GOAL |
Write out every entry exactly as it appears.

SOURCE MATERIAL |
start

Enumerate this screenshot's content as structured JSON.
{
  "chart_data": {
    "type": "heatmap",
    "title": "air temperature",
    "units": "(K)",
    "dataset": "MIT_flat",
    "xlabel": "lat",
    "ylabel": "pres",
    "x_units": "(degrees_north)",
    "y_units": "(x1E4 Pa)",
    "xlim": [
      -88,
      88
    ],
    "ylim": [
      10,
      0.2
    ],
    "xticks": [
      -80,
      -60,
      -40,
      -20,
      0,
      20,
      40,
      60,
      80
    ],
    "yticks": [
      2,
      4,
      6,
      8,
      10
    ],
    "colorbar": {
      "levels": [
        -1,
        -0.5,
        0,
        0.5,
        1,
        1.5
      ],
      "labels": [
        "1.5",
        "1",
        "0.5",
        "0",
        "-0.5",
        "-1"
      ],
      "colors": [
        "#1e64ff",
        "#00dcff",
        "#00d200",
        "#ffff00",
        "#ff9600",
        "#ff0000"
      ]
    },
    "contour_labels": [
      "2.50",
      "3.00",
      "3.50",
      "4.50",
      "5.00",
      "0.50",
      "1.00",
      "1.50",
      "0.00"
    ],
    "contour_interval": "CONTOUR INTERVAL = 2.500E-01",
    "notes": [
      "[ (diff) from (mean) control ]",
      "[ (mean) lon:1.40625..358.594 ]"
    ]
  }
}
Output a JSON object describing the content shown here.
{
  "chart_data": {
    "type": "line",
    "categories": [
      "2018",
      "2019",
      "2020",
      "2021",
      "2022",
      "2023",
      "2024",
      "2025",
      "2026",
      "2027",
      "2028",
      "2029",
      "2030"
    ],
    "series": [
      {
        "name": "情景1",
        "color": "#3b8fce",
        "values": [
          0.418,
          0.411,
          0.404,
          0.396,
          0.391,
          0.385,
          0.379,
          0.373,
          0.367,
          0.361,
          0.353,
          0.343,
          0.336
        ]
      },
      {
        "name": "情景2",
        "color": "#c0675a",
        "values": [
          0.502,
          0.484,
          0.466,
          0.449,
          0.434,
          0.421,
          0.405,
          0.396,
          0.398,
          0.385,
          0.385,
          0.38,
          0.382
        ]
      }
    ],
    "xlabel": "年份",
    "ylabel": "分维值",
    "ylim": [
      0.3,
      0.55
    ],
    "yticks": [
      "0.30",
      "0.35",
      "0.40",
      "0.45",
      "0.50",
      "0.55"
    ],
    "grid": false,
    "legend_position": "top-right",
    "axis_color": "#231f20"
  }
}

end

SOLVED PROBLEM |
Enumerate this screenshot's content as structured JSON.
{
  "chart_data": {
    "type": "heatmap",
    "title": "air temperature",
    "units": "(K)",
    "dataset": "MIT_flat",
    "xlabel": "lat",
    "ylabel": "pres",
    "x_units": "(degrees_north)",
    "y_units": "(x1E4 Pa)",
    "xlim": [
      -88,
      88
    ],
    "ylim": [
      10,
      0.2
    ],
    "xticks": [
      -80,
      -60,
      -40,
      -20,
      0,
      20,
      40,
      60,
      80
    ],
    "yticks": [
      2,
      4,
      6,
      8,
      10
    ],
    "colorbar": {
      "levels": [
        -1,
        -0.5,
        0,
        0.5,
        1,
        1.5
      ],
      "labels": [
        "1.5",
        "1",
        "0.5",
        "0",
        "-0.5",
        "-1"
      ],
      "colors": [
        "#1e64ff",
        "#00dcff",
        "#00d200",
        "#ffff00",
        "#ff9600",
        "#ff0000"
      ]
    },
    "contour_labels": [
      "2.50",
      "3.00",
      "3.50",
      "4.50",
      "5.00",
      "0.50",
      "1.00",
      "1.50",
      "0.00"
    ],
    "contour_interval": "CONTOUR INTERVAL = 2.500E-01",
    "notes": [
      "[ (diff) from (mean) control ]",
      "[ (mean) lon:1.40625..358.594 ]"
    ]
  }
}
Output a JSON object describing the content shown here.
{
  "chart_data": {
    "type": "line",
    "categories": [
      "2018",
      "2019",
      "2020",
      "2021",
      "2022",
      "2023",
      "2024",
      "2025",
      "2026",
      "2027",
      "2028",
      "2029",
      "2030"
    ],
    "series": [
      {
        "name": "情景1",
        "color": "#3b8fce",
        "values": [
          0.418,
          0.411,
          0.404,
          0.396,
          0.391,
          0.385,
          0.379,
          0.373,
          0.367,
          0.361,
          0.353,
          0.343,
          0.336
        ]
      },
      {
        "name": "情景2",
        "color": "#c0675a",
        "values": [
          0.502,
          0.484,
          0.466,
          0.449,
          0.434,
          0.421,
          0.405,
          0.396,
          0.398,
          0.385,
          0.385,
          0.38,
          0.382
        ]
      }
    ],
    "xlabel": "年份",
    "ylabel": "分维值",
    "ylim": [
      0.3,
      0.55
    ],
    "yticks": [
      "0.30",
      "0.35",
      "0.40",
      "0.45",
      "0.50",
      "0.55"
    ],
    "grid": false,
    "legend_position": "top-right",
    "axis_color": "#231f20"
  }
}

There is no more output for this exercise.